Task objective
Each entry below must be repeated exactly, with pictures left out.

-*-*-

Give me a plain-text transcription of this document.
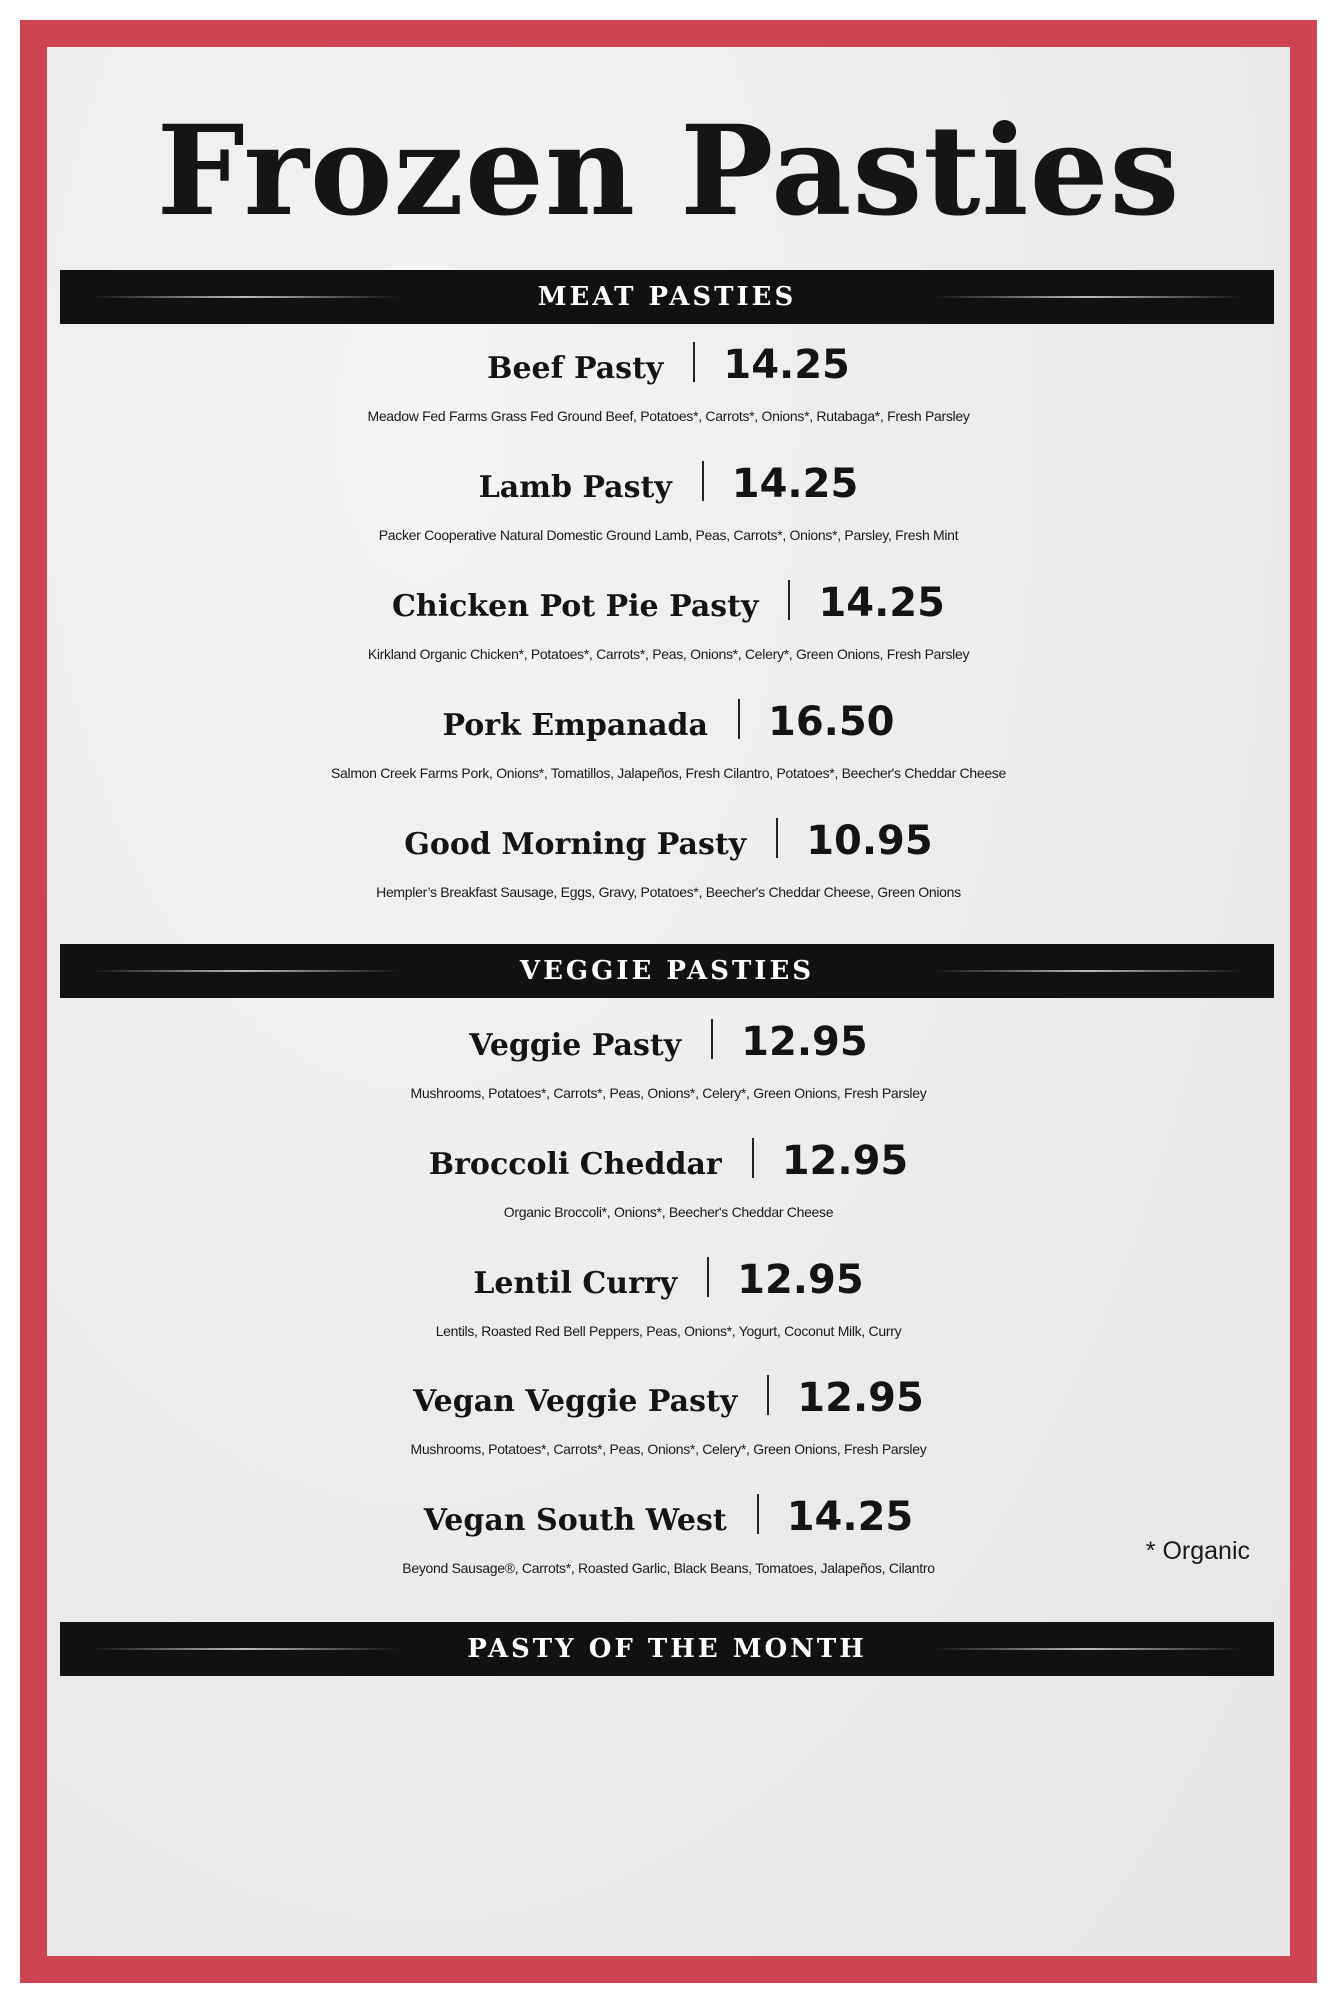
Frozen Pasties
MEAT PASTIES
Beef Pasty 14.25
Meadow Fed Farms Grass Fed Ground Beef, Potatoes*, Carrots*, Onions*, Rutabaga*, Fresh Parsley
Lamb Pasty 14.25
Packer Cooperative Natural Domestic Ground Lamb, Peas, Carrots*, Onions*, Parsley, Fresh Mint
Chicken Pot Pie Pasty 14.25
Kirkland Organic Chicken*, Potatoes*, Carrots*, Peas, Onions*, Celery*, Green Onions, Fresh Parsley
Pork Empanada 16.50
Salmon Creek Farms Pork, Onions*, Tomatillos, Jalapeños, Fresh Cilantro, Potatoes*, Beecher's Cheddar Cheese
Good Morning Pasty 10.95
Hempler’s Breakfast Sausage, Eggs, Gravy, Potatoes*, Beecher's Cheddar Cheese, Green Onions
VEGGIE PASTIES
Veggie Pasty 12.95
Mushrooms, Potatoes*, Carrots*, Peas, Onions*, Celery*, Green Onions, Fresh Parsley
Broccoli Cheddar 12.95
Organic Broccoli*, Onions*, Beecher's Cheddar Cheese
Lentil Curry 12.95
Lentils, Roasted Red Bell Peppers, Peas, Onions*, Yogurt, Coconut Milk, Curry
Vegan Veggie Pasty 12.95
Mushrooms, Potatoes*, Carrots*, Peas, Onions*, Celery*, Green Onions, Fresh Parsley
Vegan South West 14.25
Beyond Sausage®, Carrots*, Roasted Garlic, Black Beans, Tomatoes, Jalapeños, Cilantro
* Organic
PASTY OF THE MONTH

-*-*-

Task result
Give me a plain-text transcription of this document.
Frozen Pasties
MEAT PASTIES
Beef Pasty 14.25
Meadow Fed Farms Grass Fed Ground Beef, Potatoes*, Carrots*, Onions*, Rutabaga*, Fresh Parsley
Lamb Pasty 14.25
Packer Cooperative Natural Domestic Ground Lamb, Peas, Carrots*, Onions*, Parsley, Fresh Mint
Chicken Pot Pie Pasty 14.25
Kirkland Organic Chicken*, Potatoes*, Carrots*, Peas, Onions*, Celery*, Green Onions, Fresh Parsley
Pork Empanada 16.50
Salmon Creek Farms Pork, Onions*, Tomatillos, Jalapeños, Fresh Cilantro, Potatoes*, Beecher's Cheddar Cheese
Good Morning Pasty 10.95
Hempler’s Breakfast Sausage, Eggs, Gravy, Potatoes*, Beecher's Cheddar Cheese, Green Onions
VEGGIE PASTIES
Veggie Pasty 12.95
Mushrooms, Potatoes*, Carrots*, Peas, Onions*, Celery*, Green Onions, Fresh Parsley
Broccoli Cheddar 12.95
Organic Broccoli*, Onions*, Beecher's Cheddar Cheese
Lentil Curry 12.95
Lentils, Roasted Red Bell Peppers, Peas, Onions*, Yogurt, Coconut Milk, Curry
Vegan Veggie Pasty 12.95
Mushrooms, Potatoes*, Carrots*, Peas, Onions*, Celery*, Green Onions, Fresh Parsley
Vegan South West 14.25
Beyond Sausage®, Carrots*, Roasted Garlic, Black Beans, Tomatoes, Jalapeños, Cilantro
* Organic
PASTY OF THE MONTH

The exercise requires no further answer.